WHAT TO PRODUCE:
Pick out every line holding the string "content" and copy it.
-------- THE INPUT --------
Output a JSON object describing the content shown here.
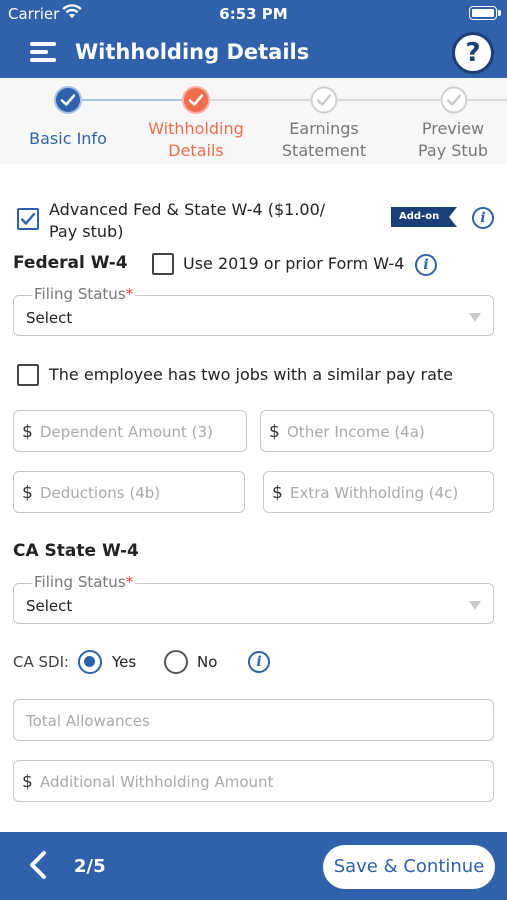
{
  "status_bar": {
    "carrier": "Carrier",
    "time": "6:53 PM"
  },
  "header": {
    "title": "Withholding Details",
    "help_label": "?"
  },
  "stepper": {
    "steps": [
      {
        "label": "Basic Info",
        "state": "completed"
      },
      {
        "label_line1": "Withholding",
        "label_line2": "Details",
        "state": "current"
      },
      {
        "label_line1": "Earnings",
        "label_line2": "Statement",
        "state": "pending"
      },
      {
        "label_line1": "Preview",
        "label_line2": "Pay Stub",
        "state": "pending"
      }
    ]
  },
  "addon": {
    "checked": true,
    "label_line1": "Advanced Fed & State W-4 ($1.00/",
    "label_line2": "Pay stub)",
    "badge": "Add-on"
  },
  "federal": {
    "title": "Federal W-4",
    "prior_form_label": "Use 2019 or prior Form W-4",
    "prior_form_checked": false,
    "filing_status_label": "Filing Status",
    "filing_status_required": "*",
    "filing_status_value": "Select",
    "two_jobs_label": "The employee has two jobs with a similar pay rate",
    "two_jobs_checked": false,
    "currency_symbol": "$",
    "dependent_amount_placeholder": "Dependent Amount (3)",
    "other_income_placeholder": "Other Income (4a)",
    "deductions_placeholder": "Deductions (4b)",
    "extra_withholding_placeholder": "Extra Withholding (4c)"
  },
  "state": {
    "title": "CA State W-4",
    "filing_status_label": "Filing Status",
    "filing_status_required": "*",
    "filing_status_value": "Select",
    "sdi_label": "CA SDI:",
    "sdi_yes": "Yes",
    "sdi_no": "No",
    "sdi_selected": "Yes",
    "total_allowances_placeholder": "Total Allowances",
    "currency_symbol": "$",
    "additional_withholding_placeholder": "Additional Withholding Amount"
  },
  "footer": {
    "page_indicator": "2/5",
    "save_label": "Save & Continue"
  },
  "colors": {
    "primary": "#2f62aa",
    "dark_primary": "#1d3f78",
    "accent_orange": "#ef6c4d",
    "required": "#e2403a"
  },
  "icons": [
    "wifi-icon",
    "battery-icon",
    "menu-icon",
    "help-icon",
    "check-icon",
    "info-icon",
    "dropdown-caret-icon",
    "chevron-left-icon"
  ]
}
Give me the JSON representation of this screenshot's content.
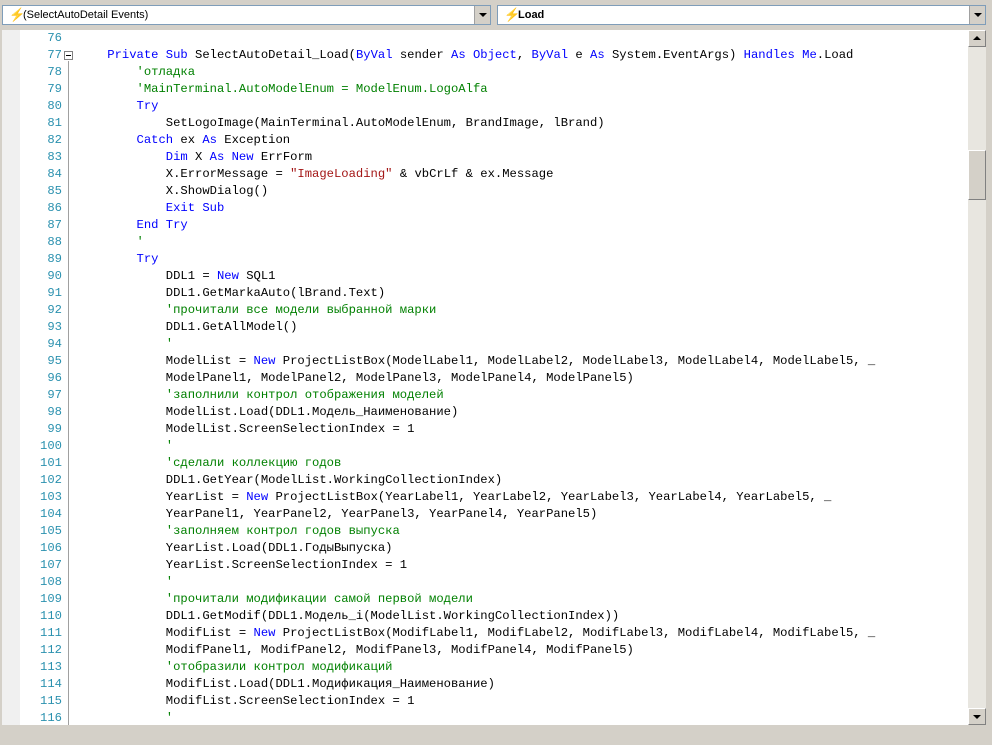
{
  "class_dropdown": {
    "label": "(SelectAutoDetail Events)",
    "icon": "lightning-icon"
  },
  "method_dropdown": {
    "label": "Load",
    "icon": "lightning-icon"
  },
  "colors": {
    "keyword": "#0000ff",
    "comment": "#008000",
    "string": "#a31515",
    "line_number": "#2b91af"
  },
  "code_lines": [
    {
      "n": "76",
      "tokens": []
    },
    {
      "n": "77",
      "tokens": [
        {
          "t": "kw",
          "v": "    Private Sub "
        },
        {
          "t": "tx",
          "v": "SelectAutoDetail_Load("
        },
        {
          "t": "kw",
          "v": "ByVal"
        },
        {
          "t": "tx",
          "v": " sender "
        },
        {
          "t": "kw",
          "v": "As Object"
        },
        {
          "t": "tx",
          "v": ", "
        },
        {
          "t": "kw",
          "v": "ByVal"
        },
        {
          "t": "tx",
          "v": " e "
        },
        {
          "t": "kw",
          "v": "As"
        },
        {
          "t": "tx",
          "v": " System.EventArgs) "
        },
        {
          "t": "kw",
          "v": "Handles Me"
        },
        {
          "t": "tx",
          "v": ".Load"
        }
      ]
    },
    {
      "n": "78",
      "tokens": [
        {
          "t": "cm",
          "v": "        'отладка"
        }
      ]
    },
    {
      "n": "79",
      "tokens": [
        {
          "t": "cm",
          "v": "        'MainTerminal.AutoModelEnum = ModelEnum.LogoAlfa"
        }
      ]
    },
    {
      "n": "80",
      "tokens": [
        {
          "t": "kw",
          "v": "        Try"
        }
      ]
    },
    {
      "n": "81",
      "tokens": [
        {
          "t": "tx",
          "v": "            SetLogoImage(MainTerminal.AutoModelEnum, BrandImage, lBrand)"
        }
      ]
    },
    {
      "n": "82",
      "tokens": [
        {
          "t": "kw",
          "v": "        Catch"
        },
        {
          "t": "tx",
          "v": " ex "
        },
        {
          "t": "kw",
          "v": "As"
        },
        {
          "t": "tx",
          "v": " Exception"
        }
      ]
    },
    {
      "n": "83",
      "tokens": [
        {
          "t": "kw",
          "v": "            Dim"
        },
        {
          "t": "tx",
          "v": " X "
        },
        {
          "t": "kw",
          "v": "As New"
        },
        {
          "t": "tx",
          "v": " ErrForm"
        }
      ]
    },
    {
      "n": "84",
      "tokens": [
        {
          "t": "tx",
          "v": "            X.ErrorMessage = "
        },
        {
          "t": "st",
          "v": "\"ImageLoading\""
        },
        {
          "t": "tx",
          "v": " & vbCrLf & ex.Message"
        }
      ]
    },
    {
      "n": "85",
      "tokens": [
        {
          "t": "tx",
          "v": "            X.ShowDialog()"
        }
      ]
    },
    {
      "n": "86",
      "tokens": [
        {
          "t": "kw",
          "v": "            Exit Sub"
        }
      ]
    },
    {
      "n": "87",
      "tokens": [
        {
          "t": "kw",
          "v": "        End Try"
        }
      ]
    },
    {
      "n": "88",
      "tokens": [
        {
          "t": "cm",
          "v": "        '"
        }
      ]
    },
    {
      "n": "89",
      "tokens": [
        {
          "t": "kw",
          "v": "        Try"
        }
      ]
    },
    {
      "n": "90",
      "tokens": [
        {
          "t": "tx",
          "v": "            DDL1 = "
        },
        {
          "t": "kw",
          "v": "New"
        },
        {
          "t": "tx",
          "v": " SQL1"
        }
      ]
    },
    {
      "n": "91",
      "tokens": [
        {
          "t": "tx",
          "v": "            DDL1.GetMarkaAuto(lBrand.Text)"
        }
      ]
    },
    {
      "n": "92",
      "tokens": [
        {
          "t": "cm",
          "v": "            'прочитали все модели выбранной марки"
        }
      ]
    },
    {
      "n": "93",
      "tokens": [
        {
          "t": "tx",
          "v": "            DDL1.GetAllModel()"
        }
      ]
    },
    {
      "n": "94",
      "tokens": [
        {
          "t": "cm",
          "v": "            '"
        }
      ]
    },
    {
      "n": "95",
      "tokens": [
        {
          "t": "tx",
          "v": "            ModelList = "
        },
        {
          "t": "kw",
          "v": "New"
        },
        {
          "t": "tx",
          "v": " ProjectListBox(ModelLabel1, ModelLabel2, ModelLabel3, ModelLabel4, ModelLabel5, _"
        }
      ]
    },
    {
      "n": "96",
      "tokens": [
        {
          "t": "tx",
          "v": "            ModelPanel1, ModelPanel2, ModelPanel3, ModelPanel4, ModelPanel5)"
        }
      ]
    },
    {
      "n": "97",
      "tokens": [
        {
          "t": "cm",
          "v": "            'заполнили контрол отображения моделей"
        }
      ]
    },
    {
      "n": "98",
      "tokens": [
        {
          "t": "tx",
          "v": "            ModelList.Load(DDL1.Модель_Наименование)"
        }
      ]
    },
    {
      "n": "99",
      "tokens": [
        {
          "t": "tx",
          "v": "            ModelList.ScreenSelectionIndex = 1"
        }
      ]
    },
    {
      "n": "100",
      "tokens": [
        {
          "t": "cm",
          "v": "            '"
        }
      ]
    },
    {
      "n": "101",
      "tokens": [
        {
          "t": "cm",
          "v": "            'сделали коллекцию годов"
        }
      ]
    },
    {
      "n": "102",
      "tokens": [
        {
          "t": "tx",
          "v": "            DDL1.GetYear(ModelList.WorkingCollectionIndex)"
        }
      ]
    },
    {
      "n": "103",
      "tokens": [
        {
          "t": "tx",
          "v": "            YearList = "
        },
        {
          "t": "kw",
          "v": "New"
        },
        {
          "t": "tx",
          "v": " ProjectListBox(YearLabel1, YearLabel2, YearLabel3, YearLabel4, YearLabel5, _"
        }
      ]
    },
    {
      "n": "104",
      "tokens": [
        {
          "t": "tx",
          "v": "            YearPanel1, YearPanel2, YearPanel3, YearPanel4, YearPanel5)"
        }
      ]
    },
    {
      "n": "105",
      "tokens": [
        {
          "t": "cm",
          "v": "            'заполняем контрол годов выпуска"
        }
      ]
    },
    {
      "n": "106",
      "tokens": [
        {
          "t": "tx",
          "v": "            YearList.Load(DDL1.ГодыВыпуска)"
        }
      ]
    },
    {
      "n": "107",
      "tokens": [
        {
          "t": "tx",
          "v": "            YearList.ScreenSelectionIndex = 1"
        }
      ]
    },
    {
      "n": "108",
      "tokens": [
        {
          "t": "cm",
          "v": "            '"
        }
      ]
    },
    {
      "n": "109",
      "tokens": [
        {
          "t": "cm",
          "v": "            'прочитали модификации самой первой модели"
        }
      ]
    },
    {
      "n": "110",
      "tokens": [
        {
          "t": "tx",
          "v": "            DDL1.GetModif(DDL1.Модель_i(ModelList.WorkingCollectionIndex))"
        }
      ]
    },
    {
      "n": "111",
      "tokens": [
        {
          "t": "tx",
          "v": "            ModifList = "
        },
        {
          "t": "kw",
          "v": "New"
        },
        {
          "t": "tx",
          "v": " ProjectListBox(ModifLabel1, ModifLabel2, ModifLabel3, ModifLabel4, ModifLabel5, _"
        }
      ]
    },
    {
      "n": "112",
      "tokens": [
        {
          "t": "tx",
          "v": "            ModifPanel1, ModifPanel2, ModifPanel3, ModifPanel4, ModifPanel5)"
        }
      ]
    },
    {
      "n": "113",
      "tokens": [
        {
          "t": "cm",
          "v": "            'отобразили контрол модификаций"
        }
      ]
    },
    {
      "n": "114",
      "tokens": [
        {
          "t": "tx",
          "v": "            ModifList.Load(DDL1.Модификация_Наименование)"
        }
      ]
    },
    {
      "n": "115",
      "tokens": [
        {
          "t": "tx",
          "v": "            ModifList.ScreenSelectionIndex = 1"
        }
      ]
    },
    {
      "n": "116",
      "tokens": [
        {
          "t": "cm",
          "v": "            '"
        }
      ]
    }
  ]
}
--------
-------- THE INPUT --------
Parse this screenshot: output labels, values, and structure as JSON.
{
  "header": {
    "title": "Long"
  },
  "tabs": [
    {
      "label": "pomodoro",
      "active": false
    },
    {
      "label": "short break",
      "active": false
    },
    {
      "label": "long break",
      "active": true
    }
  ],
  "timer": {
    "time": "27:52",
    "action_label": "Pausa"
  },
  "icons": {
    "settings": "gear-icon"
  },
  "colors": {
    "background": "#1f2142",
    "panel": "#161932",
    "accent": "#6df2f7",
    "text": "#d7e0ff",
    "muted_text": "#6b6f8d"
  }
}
--------
ANSWER TO THIS TASK:
Output a JSON object describing the content shown here.
Give me the JSON representation of this screenshot's content.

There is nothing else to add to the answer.